--- Begin ---

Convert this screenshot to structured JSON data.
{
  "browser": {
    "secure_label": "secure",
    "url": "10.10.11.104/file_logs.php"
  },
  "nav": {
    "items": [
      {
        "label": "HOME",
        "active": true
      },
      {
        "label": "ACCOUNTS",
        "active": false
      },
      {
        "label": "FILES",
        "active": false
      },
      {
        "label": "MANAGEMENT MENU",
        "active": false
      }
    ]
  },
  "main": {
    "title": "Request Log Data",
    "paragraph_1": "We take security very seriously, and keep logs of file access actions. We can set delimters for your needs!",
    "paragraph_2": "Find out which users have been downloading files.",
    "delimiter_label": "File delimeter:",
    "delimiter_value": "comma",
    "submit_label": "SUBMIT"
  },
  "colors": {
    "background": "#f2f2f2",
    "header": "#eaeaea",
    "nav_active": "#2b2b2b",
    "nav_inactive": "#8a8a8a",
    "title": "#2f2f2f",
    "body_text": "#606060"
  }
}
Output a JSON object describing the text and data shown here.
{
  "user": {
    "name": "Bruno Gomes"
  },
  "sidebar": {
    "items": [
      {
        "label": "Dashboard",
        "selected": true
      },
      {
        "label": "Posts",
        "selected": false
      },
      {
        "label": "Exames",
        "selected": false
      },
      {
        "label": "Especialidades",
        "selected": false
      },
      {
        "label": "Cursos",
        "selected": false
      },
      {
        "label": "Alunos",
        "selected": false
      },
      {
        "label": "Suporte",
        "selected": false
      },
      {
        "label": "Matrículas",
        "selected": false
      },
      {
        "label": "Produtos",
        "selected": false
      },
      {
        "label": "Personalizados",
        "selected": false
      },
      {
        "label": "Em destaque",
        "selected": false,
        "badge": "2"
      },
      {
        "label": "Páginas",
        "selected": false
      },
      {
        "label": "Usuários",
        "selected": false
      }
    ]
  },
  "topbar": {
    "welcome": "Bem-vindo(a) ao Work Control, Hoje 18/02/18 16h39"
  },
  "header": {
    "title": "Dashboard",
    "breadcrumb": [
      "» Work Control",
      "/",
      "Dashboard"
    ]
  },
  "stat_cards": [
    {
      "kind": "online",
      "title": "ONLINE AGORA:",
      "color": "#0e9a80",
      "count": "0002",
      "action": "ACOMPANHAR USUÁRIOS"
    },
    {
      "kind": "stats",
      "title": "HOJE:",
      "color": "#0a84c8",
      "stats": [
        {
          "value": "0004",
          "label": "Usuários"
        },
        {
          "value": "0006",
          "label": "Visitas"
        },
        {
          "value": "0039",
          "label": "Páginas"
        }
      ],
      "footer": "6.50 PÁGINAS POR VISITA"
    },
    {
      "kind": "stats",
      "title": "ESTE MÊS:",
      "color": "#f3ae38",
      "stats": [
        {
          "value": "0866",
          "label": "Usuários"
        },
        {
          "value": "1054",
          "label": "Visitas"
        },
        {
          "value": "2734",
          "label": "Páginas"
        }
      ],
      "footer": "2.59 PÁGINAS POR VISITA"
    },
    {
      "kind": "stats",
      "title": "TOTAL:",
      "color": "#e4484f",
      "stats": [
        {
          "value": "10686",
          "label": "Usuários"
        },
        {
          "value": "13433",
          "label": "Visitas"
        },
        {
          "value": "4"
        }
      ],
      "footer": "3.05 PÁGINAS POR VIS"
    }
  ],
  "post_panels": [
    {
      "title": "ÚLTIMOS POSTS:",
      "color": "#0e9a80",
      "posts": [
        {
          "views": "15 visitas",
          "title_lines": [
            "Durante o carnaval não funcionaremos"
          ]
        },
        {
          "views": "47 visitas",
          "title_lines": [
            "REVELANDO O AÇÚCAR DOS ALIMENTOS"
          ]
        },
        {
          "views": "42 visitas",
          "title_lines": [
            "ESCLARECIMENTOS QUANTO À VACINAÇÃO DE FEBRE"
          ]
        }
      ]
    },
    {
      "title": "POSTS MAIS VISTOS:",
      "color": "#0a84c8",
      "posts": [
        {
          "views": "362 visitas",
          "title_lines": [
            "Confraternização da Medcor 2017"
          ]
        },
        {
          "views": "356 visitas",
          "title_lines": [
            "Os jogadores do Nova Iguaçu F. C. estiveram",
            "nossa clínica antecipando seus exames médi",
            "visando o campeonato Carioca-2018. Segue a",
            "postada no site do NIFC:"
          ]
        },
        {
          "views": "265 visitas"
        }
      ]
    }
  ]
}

--- End ---

== WHAT YOU HAVE TO DO ==
Write out every line exactly as it stands.

== COMPLETED EXERCISE ==
Convert this screenshot to structured JSON data.
{
  "browser": {
    "secure_label": "secure",
    "url": "10.10.11.104/file_logs.php"
  },
  "nav": {
    "items": [
      {
        "label": "HOME",
        "active": true
      },
      {
        "label": "ACCOUNTS",
        "active": false
      },
      {
        "label": "FILES",
        "active": false
      },
      {
        "label": "MANAGEMENT MENU",
        "active": false
      }
    ]
  },
  "main": {
    "title": "Request Log Data",
    "paragraph_1": "We take security very seriously, and keep logs of file access actions. We can set delimters for your needs!",
    "paragraph_2": "Find out which users have been downloading files.",
    "delimiter_label": "File delimeter:",
    "delimiter_value": "comma",
    "submit_label": "SUBMIT"
  },
  "colors": {
    "background": "#f2f2f2",
    "header": "#eaeaea",
    "nav_active": "#2b2b2b",
    "nav_inactive": "#8a8a8a",
    "title": "#2f2f2f",
    "body_text": "#606060"
  }
}
Output a JSON object describing the text and data shown here.
{
  "user": {
    "name": "Bruno Gomes"
  },
  "sidebar": {
    "items": [
      {
        "label": "Dashboard",
        "selected": true
      },
      {
        "label": "Posts",
        "selected": false
      },
      {
        "label": "Exames",
        "selected": false
      },
      {
        "label": "Especialidades",
        "selected": false
      },
      {
        "label": "Cursos",
        "selected": false
      },
      {
        "label": "Alunos",
        "selected": false
      },
      {
        "label": "Suporte",
        "selected": false
      },
      {
        "label": "Matrículas",
        "selected": false
      },
      {
        "label": "Produtos",
        "selected": false
      },
      {
        "label": "Personalizados",
        "selected": false
      },
      {
        "label": "Em destaque",
        "selected": false,
        "badge": "2"
      },
      {
        "label": "Páginas",
        "selected": false
      },
      {
        "label": "Usuários",
        "selected": false
      }
    ]
  },
  "topbar": {
    "welcome": "Bem-vindo(a) ao Work Control, Hoje 18/02/18 16h39"
  },
  "header": {
    "title": "Dashboard",
    "breadcrumb": [
      "» Work Control",
      "/",
      "Dashboard"
    ]
  },
  "stat_cards": [
    {
      "kind": "online",
      "title": "ONLINE AGORA:",
      "color": "#0e9a80",
      "count": "0002",
      "action": "ACOMPANHAR USUÁRIOS"
    },
    {
      "kind": "stats",
      "title": "HOJE:",
      "color": "#0a84c8",
      "stats": [
        {
          "value": "0004",
          "label": "Usuários"
        },
        {
          "value": "0006",
          "label": "Visitas"
        },
        {
          "value": "0039",
          "label": "Páginas"
        }
      ],
      "footer": "6.50 PÁGINAS POR VISITA"
    },
    {
      "kind": "stats",
      "title": "ESTE MÊS:",
      "color": "#f3ae38",
      "stats": [
        {
          "value": "0866",
          "label": "Usuários"
        },
        {
          "value": "1054",
          "label": "Visitas"
        },
        {
          "value": "2734",
          "label": "Páginas"
        }
      ],
      "footer": "2.59 PÁGINAS POR VISITA"
    },
    {
      "kind": "stats",
      "title": "TOTAL:",
      "color": "#e4484f",
      "stats": [
        {
          "value": "10686",
          "label": "Usuários"
        },
        {
          "value": "13433",
          "label": "Visitas"
        },
        {
          "value": "4"
        }
      ],
      "footer": "3.05 PÁGINAS POR VIS"
    }
  ],
  "post_panels": [
    {
      "title": "ÚLTIMOS POSTS:",
      "color": "#0e9a80",
      "posts": [
        {
          "views": "15 visitas",
          "title_lines": [
            "Durante o carnaval não funcionaremos"
          ]
        },
        {
          "views": "47 visitas",
          "title_lines": [
            "REVELANDO O AÇÚCAR DOS ALIMENTOS"
          ]
        },
        {
          "views": "42 visitas",
          "title_lines": [
            "ESCLARECIMENTOS QUANTO À VACINAÇÃO DE FEBRE"
          ]
        }
      ]
    },
    {
      "title": "POSTS MAIS VISTOS:",
      "color": "#0a84c8",
      "posts": [
        {
          "views": "362 visitas",
          "title_lines": [
            "Confraternização da Medcor 2017"
          ]
        },
        {
          "views": "356 visitas",
          "title_lines": [
            "Os jogadores do Nova Iguaçu F. C. estiveram",
            "nossa clínica antecipando seus exames médi",
            "visando o campeonato Carioca-2018. Segue a",
            "postada no site do NIFC:"
          ]
        },
        {
          "views": "265 visitas"
        }
      ]
    }
  ]
}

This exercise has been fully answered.